━━━ PAGE EXCERPT ━━━

Native Instruments manufactures audio production hardware and software that pushes technological boundaries to present new opportunities for musical creativity to its global customer base. More than 450 employees in six international offices continue to drive the digital revolution in music by innovating the company’s products in response to customer feedback.
To efficiently and securely deliver the robust applications required by its engineers, Native Instruments decided to virtualize its IT infrastructure by creating multiple software environments on existing server hardware instead of deploying each system on a dedicated server. After working with several open-source virtualization platform providers, Native Instruments turned to Proxmox Virtual Environment (Proxmox VE) to enable this new architecture.
“From the beginning, we really loved the user interface of Proxmox VE as well as the live migration feature,” said Daniel Wedewardt, Director of IT at Native Instruments. “Thanks to those features we could ensure an almost uninterrupted operation — but at a fraction of the cost of commercial alternatives.”
Since starting with Proxmox in 2011, Native Instruments has scaled the system in response to corporate growth without making major changes to it. Because Proxmox VE uses standardized technologies and is designed for lean operation, Native Instruments uses commodity rather than custom hardware, saving additional costs. And to ensure operational continuity for the business-critical applications running in the virtual environment, it relies on Proxmox’s subscription-based support service. “It helps us sleep more calmly,” Daniel said.
Proxmox VE was born out of necessity. To meet the internal needs of the Proxmox development team, the company built out the virtualization platform.
“We developed Proxmox VE because we needed a user interface for the open-source virtual machines and containers we were deploying in our own infrastructure,” said Proxmox CEO Martin Maurer. “And because it was such a unique product, we made it available to the public.”

━━━ EXCERPTED DATA ━━━

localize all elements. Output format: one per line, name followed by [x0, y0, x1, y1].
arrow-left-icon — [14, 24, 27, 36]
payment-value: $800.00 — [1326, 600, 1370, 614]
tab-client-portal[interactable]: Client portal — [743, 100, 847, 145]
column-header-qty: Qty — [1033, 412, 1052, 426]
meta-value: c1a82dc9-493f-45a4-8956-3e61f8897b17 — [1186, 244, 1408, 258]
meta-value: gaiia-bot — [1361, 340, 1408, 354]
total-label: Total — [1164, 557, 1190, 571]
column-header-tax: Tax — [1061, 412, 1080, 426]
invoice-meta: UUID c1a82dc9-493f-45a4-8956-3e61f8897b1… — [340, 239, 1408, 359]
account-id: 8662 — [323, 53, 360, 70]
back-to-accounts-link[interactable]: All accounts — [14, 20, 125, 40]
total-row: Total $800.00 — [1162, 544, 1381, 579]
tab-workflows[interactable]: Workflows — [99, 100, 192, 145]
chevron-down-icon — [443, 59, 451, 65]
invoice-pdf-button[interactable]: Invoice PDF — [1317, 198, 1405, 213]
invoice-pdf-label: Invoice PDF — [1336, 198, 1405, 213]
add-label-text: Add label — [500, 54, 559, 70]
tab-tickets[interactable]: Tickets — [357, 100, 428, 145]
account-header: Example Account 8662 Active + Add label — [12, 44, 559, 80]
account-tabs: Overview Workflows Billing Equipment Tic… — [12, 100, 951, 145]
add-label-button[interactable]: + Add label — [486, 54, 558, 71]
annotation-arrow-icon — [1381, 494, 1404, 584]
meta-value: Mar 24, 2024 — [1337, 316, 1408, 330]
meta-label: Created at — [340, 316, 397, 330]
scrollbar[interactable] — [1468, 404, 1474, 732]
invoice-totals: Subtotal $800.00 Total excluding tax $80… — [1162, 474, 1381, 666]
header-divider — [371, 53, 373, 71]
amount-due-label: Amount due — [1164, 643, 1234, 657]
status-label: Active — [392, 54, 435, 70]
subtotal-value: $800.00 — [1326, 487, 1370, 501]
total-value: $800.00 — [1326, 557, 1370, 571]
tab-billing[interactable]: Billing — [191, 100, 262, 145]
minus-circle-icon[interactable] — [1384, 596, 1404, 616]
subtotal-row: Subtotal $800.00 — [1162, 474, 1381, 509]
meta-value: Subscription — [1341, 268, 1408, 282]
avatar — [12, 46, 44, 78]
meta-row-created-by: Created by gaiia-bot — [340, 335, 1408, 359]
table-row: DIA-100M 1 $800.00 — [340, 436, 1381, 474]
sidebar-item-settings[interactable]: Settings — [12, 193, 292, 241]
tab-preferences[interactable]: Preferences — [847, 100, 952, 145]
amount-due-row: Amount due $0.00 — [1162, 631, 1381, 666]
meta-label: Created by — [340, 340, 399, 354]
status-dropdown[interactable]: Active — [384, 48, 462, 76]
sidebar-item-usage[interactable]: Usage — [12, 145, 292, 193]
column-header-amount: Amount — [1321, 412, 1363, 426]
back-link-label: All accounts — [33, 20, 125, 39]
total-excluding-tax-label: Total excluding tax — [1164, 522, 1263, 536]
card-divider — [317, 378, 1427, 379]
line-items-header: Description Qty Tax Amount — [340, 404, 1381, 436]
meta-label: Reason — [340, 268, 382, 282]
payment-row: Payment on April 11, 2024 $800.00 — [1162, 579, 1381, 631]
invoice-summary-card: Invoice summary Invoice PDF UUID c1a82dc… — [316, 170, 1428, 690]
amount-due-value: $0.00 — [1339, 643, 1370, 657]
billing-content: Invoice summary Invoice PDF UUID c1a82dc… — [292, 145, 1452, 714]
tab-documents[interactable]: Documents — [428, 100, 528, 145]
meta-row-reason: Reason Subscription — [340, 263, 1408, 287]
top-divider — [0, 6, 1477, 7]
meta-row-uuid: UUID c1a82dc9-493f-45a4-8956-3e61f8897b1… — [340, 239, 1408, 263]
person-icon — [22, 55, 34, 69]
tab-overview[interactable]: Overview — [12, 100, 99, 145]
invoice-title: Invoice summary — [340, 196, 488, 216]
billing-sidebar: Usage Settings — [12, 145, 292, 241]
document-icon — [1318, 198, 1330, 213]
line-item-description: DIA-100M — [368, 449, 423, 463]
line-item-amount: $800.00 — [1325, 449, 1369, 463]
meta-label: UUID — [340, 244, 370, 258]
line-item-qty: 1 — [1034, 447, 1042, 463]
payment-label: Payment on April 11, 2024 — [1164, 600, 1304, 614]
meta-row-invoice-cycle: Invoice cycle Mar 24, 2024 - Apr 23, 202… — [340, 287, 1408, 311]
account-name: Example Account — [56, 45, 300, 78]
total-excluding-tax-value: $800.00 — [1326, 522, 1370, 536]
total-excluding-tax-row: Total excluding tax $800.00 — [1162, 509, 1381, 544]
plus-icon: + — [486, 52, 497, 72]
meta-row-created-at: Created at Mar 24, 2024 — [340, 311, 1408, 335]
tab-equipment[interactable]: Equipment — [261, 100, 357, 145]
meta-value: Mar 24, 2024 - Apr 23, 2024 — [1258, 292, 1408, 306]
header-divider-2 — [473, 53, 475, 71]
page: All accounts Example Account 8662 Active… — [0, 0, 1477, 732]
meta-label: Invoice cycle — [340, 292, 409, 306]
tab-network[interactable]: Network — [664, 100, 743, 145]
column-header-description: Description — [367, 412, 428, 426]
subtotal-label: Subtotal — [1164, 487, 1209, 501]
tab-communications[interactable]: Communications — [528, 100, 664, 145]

━━━

REQUESTS =
A: In the Native Instruments passage, swap "commodity" for "off-the-shelf" and write out the span starting at "Since starting with" and ending at "the virtualization platform.".
B: Repeat the layout rows word for word, starting at the first row and ending at the row that contains "status-label: Active — [392, 54, 435, 70]", with both of those rows included.

OUTPUTS IN ORDER =
A:
Since starting with Proxmox in 2011, Native Instruments has scaled the system in response to corporate growth without making major changes to it. Because Proxmox VE uses standardized technologies and is designed for lean operation, Native Instruments uses off-the-shelf rather than custom hardware, saving additional costs. And to ensure operational continuity for the business-critical applications running in the virtual environment, it relies on Proxmox’s subscription-based support service. “It helps us sleep more calmly,” Daniel said.
Proxmox VE was born out of necessity. To meet the internal needs of the Proxmox development team, the company built out the virtualization platform.

B:
localize all elements. Output format: one per line, name followed by [x0, y0, x1, y1].
arrow-left-icon — [14, 24, 27, 36]
payment-value: $800.00 — [1326, 600, 1370, 614]
tab-client-portal[interactable]: Client portal — [743, 100, 847, 145]
column-header-qty: Qty — [1033, 412, 1052, 426]
meta-value: c1a82dc9-493f-45a4-8956-3e61f8897b17 — [1186, 244, 1408, 258]
meta-value: gaiia-bot — [1361, 340, 1408, 354]
total-label: Total — [1164, 557, 1190, 571]
column-header-tax: Tax — [1061, 412, 1080, 426]
invoice-meta: UUID c1a82dc9-493f-45a4-8956-3e61f8897b1… — [340, 239, 1408, 359]
account-id: 8662 — [323, 53, 360, 70]
back-to-accounts-link[interactable]: All accounts — [14, 20, 125, 40]
total-row: Total $800.00 — [1162, 544, 1381, 579]
tab-workflows[interactable]: Workflows — [99, 100, 192, 145]
chevron-down-icon — [443, 59, 451, 65]
invoice-pdf-button[interactable]: Invoice PDF — [1317, 198, 1405, 213]
invoice-pdf-label: Invoice PDF — [1336, 198, 1405, 213]
add-label-text: Add label — [500, 54, 559, 70]
tab-tickets[interactable]: Tickets — [357, 100, 428, 145]
account-header: Example Account 8662 Active + Add label — [12, 44, 559, 80]
account-tabs: Overview Workflows Billing Equipment Tic… — [12, 100, 951, 145]
add-label-button[interactable]: + Add label — [486, 54, 558, 71]
annotation-arrow-icon — [1381, 494, 1404, 584]
meta-value: Mar 24, 2024 — [1337, 316, 1408, 330]
meta-label: Created at — [340, 316, 397, 330]
scrollbar[interactable] — [1468, 404, 1474, 732]
invoice-totals: Subtotal $800.00 Total excluding tax $80… — [1162, 474, 1381, 666]
header-divider — [371, 53, 373, 71]
amount-due-label: Amount due — [1164, 643, 1234, 657]
status-label: Active — [392, 54, 435, 70]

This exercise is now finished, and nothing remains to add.